• [Exercise]: Reproduce all records exactly.

• [Records provided]:

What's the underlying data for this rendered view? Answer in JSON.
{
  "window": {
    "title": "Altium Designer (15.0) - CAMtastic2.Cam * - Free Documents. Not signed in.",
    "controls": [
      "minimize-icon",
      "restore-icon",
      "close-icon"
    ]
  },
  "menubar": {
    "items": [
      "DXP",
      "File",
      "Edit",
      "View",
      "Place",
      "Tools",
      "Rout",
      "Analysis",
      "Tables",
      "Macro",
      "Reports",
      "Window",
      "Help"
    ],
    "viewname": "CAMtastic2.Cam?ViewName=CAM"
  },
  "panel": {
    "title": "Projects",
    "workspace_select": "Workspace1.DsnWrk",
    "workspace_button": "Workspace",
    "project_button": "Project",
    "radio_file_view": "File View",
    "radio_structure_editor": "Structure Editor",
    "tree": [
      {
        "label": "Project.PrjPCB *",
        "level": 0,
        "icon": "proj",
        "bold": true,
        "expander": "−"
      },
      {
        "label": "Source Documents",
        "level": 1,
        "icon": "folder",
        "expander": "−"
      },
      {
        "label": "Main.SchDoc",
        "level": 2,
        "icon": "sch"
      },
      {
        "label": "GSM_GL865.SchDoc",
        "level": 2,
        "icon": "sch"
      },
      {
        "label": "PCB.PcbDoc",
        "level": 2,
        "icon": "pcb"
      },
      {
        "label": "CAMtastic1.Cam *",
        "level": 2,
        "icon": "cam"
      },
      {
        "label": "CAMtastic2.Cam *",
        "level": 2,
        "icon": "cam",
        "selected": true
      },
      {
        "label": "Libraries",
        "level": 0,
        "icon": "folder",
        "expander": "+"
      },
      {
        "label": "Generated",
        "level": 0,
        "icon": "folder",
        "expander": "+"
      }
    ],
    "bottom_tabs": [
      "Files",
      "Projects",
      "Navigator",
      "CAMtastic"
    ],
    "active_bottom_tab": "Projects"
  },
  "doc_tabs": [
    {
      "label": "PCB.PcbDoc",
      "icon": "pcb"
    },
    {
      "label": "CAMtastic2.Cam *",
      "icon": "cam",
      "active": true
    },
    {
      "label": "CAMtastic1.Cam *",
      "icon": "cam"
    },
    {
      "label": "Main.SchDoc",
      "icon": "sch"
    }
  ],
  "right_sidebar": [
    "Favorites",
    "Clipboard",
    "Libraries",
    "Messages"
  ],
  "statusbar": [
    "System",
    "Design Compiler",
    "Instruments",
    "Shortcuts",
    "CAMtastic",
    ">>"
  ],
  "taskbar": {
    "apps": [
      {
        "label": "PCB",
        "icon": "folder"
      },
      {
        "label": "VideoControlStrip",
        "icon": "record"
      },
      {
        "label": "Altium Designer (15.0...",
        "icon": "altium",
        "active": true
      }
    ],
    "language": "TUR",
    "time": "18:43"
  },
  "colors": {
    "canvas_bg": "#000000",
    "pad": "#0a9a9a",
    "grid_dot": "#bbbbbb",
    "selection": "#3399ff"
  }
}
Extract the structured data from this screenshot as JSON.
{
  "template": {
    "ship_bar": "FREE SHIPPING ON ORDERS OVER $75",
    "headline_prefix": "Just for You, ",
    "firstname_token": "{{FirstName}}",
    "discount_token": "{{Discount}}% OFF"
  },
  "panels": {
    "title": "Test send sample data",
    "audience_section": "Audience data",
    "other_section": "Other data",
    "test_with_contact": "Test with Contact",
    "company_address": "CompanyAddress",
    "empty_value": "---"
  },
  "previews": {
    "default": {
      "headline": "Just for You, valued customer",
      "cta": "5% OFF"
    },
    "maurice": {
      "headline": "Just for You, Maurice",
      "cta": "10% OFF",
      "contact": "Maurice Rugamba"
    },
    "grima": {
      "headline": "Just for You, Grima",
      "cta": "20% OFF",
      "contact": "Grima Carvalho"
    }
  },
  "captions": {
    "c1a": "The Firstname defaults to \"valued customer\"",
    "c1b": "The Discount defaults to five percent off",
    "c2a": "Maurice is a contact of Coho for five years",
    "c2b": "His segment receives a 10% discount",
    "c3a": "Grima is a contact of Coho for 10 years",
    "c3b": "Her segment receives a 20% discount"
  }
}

• [Exercise response]:
What's the underlying data for this rendered view? Answer in JSON.
{
  "window": {
    "title": "Altium Designer (15.0) - CAMtastic2.Cam * - Free Documents. Not signed in.",
    "controls": [
      "minimize-icon",
      "restore-icon",
      "close-icon"
    ]
  },
  "menubar": {
    "items": [
      "DXP",
      "File",
      "Edit",
      "View",
      "Place",
      "Tools",
      "Rout",
      "Analysis",
      "Tables",
      "Macro",
      "Reports",
      "Window",
      "Help"
    ],
    "viewname": "CAMtastic2.Cam?ViewName=CAM"
  },
  "panel": {
    "title": "Projects",
    "workspace_select": "Workspace1.DsnWrk",
    "workspace_button": "Workspace",
    "project_button": "Project",
    "radio_file_view": "File View",
    "radio_structure_editor": "Structure Editor",
    "tree": [
      {
        "label": "Project.PrjPCB *",
        "level": 0,
        "icon": "proj",
        "bold": true,
        "expander": "−"
      },
      {
        "label": "Source Documents",
        "level": 1,
        "icon": "folder",
        "expander": "−"
      },
      {
        "label": "Main.SchDoc",
        "level": 2,
        "icon": "sch"
      },
      {
        "label": "GSM_GL865.SchDoc",
        "level": 2,
        "icon": "sch"
      },
      {
        "label": "PCB.PcbDoc",
        "level": 2,
        "icon": "pcb"
      },
      {
        "label": "CAMtastic1.Cam *",
        "level": 2,
        "icon": "cam"
      },
      {
        "label": "CAMtastic2.Cam *",
        "level": 2,
        "icon": "cam",
        "selected": true
      },
      {
        "label": "Libraries",
        "level": 0,
        "icon": "folder",
        "expander": "+"
      },
      {
        "label": "Generated",
        "level": 0,
        "icon": "folder",
        "expander": "+"
      }
    ],
    "bottom_tabs": [
      "Files",
      "Projects",
      "Navigator",
      "CAMtastic"
    ],
    "active_bottom_tab": "Projects"
  },
  "doc_tabs": [
    {
      "label": "PCB.PcbDoc",
      "icon": "pcb"
    },
    {
      "label": "CAMtastic2.Cam *",
      "icon": "cam",
      "active": true
    },
    {
      "label": "CAMtastic1.Cam *",
      "icon": "cam"
    },
    {
      "label": "Main.SchDoc",
      "icon": "sch"
    }
  ],
  "right_sidebar": [
    "Favorites",
    "Clipboard",
    "Libraries",
    "Messages"
  ],
  "statusbar": [
    "System",
    "Design Compiler",
    "Instruments",
    "Shortcuts",
    "CAMtastic",
    ">>"
  ],
  "taskbar": {
    "apps": [
      {
        "label": "PCB",
        "icon": "folder"
      },
      {
        "label": "VideoControlStrip",
        "icon": "record"
      },
      {
        "label": "Altium Designer (15.0...",
        "icon": "altium",
        "active": true
      }
    ],
    "language": "TUR",
    "time": "18:43"
  },
  "colors": {
    "canvas_bg": "#000000",
    "pad": "#0a9a9a",
    "grid_dot": "#bbbbbb",
    "selection": "#3399ff"
  }
}
Extract the structured data from this screenshot as JSON.
{
  "template": {
    "ship_bar": "FREE SHIPPING ON ORDERS OVER $75",
    "headline_prefix": "Just for You, ",
    "firstname_token": "{{FirstName}}",
    "discount_token": "{{Discount}}% OFF"
  },
  "panels": {
    "title": "Test send sample data",
    "audience_section": "Audience data",
    "other_section": "Other data",
    "test_with_contact": "Test with Contact",
    "company_address": "CompanyAddress",
    "empty_value": "---"
  },
  "previews": {
    "default": {
      "headline": "Just for You, valued customer",
      "cta": "5% OFF"
    },
    "maurice": {
      "headline": "Just for You, Maurice",
      "cta": "10% OFF",
      "contact": "Maurice Rugamba"
    },
    "grima": {
      "headline": "Just for You, Grima",
      "cta": "20% OFF",
      "contact": "Grima Carvalho"
    }
  },
  "captions": {
    "c1a": "The Firstname defaults to \"valued customer\"",
    "c1b": "The Discount defaults to five percent off",
    "c2a": "Maurice is a contact of Coho for five years",
    "c2b": "His segment receives a 10% discount",
    "c3a": "Grima is a contact of Coho for 10 years",
    "c3b": "Her segment receives a 20% discount"
  }
}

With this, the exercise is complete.